• [AIM]
Every line that contains the word "East" should be copied.

-=-=-=-=-

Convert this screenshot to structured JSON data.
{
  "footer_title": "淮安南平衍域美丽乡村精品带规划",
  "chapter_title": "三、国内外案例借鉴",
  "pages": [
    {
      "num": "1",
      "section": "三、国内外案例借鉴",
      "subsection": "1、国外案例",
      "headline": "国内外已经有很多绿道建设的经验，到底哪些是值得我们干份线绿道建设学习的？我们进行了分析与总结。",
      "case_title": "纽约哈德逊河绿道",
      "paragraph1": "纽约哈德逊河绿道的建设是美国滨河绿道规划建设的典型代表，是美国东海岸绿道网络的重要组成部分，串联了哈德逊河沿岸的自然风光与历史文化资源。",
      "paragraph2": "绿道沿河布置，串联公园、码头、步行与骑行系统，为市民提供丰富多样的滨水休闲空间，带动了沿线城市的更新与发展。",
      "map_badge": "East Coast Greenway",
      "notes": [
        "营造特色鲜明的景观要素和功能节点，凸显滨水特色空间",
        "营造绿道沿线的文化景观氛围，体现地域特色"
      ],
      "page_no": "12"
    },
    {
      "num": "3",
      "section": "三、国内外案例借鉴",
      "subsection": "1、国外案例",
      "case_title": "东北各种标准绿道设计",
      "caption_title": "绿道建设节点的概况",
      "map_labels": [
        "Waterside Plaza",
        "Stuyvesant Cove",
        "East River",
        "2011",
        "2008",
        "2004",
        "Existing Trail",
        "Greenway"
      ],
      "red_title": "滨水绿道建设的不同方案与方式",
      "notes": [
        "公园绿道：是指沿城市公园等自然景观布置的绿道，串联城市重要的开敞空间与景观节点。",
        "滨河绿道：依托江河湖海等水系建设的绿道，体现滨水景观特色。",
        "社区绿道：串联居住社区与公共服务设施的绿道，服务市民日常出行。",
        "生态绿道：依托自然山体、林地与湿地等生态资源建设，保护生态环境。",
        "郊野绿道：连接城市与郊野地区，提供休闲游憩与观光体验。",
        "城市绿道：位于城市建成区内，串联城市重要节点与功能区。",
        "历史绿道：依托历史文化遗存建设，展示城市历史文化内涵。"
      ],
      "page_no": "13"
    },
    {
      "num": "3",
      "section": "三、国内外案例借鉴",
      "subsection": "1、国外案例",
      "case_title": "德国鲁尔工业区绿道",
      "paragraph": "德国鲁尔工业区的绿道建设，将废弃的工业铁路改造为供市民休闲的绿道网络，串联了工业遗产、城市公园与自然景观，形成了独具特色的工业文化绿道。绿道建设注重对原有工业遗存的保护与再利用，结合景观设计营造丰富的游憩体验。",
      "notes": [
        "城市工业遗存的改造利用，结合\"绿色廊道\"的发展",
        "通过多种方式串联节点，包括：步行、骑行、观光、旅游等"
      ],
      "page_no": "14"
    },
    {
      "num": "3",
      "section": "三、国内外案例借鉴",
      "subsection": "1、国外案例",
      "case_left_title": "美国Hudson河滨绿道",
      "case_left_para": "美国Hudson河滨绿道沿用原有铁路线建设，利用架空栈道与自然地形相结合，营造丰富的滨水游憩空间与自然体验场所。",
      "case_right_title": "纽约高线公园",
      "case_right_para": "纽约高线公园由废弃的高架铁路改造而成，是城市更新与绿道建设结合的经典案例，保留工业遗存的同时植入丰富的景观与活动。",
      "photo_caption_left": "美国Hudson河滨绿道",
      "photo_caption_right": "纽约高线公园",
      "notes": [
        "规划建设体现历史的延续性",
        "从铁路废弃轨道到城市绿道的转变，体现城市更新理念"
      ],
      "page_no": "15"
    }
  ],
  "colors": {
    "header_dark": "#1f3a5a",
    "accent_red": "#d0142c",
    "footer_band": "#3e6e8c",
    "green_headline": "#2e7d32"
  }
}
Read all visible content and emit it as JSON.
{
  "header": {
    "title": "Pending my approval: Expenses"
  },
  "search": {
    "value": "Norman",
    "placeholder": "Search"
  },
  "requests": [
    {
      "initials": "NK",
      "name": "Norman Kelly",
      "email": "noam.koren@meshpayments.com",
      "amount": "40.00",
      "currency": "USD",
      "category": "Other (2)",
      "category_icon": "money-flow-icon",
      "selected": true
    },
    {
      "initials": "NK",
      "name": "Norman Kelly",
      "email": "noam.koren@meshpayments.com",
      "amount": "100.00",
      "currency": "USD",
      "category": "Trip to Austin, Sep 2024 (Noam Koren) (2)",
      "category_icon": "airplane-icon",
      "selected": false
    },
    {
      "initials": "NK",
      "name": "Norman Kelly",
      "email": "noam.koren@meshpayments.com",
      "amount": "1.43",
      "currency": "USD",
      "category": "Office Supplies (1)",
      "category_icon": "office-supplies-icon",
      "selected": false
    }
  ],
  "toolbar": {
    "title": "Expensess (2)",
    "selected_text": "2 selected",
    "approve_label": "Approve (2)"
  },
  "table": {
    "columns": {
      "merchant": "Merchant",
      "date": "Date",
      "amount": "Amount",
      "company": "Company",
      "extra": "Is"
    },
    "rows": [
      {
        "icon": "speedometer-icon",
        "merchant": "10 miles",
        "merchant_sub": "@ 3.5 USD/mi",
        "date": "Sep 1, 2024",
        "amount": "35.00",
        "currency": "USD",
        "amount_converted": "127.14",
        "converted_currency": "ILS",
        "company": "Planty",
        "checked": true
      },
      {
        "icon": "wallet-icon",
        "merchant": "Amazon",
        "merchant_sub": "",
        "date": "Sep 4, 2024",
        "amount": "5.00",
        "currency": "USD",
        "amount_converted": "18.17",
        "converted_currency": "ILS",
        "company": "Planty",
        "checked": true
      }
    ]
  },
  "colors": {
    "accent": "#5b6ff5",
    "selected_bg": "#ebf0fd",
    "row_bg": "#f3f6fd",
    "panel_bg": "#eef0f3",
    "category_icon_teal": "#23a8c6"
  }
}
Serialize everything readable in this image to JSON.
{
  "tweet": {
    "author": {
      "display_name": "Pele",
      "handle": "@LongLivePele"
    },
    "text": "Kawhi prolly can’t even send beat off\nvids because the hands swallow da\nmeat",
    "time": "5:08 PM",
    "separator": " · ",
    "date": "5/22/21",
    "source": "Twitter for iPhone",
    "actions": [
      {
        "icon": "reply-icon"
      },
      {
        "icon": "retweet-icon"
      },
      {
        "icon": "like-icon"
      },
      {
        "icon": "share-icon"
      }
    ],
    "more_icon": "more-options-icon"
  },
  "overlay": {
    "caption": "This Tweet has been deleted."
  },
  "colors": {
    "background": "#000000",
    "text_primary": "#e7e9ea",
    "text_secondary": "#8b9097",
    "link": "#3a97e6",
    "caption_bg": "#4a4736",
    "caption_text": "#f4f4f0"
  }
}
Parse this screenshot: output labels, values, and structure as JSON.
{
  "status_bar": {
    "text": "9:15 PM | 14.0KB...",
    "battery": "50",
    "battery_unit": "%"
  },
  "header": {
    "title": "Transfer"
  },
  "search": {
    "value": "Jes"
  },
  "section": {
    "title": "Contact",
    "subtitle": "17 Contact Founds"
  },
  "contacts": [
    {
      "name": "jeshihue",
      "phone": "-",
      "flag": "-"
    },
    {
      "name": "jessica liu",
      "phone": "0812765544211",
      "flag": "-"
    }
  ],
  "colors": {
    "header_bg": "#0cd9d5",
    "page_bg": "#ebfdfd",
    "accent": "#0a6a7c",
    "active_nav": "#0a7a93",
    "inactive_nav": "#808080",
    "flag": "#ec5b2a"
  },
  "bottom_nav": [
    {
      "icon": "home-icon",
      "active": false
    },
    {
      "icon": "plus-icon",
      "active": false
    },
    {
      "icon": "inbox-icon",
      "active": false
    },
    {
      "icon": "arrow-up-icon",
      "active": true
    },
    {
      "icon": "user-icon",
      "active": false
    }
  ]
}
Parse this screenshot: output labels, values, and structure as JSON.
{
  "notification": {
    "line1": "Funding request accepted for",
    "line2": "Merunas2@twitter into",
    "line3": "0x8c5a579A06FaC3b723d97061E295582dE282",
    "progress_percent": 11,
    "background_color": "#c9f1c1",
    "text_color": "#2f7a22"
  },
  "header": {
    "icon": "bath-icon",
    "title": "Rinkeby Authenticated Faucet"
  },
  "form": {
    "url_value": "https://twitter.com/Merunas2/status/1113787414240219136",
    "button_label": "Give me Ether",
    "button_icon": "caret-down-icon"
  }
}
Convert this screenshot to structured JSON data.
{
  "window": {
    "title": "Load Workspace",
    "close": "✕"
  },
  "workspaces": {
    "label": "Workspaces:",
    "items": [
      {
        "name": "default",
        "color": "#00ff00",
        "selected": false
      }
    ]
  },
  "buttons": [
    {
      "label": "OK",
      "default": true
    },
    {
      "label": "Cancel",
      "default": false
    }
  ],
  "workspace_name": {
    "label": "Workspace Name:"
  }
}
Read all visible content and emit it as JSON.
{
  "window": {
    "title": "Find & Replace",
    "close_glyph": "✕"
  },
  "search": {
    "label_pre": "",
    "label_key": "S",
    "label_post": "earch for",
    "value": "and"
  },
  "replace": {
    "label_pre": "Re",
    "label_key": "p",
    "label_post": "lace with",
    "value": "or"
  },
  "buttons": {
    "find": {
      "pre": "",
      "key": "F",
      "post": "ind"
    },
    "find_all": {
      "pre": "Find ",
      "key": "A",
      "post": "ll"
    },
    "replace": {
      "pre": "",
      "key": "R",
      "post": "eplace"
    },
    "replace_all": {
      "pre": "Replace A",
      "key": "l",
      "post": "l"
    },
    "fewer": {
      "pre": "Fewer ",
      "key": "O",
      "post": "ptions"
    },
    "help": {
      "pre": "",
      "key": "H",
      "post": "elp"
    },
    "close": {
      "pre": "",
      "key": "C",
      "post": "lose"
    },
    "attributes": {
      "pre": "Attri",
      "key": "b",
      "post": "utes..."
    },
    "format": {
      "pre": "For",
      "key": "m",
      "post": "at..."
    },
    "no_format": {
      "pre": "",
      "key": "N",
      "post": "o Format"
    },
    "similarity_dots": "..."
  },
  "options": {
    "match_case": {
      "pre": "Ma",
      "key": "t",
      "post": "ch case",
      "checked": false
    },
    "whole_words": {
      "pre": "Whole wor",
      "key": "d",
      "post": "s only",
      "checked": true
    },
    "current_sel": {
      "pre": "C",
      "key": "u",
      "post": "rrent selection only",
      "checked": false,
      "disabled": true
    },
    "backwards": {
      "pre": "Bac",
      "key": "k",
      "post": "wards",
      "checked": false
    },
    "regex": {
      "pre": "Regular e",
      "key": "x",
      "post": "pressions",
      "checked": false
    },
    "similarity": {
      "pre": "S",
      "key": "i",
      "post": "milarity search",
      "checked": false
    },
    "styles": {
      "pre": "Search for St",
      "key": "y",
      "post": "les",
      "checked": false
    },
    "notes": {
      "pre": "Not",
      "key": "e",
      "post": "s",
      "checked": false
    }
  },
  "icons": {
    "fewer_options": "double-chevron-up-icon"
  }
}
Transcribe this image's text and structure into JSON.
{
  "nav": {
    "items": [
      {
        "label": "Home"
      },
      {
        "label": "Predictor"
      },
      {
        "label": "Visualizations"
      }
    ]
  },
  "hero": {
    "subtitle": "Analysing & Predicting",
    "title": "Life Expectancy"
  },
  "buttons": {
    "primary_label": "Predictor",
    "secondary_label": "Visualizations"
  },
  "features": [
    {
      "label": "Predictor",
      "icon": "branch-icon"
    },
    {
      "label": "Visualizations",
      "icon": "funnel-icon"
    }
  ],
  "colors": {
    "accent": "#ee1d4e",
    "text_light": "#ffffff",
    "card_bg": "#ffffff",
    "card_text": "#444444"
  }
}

-=-=-=-=-

• [SOLUTION FOR THIS EXERCISE]
      "map_badge": "East Coast Greenway",
        "East River",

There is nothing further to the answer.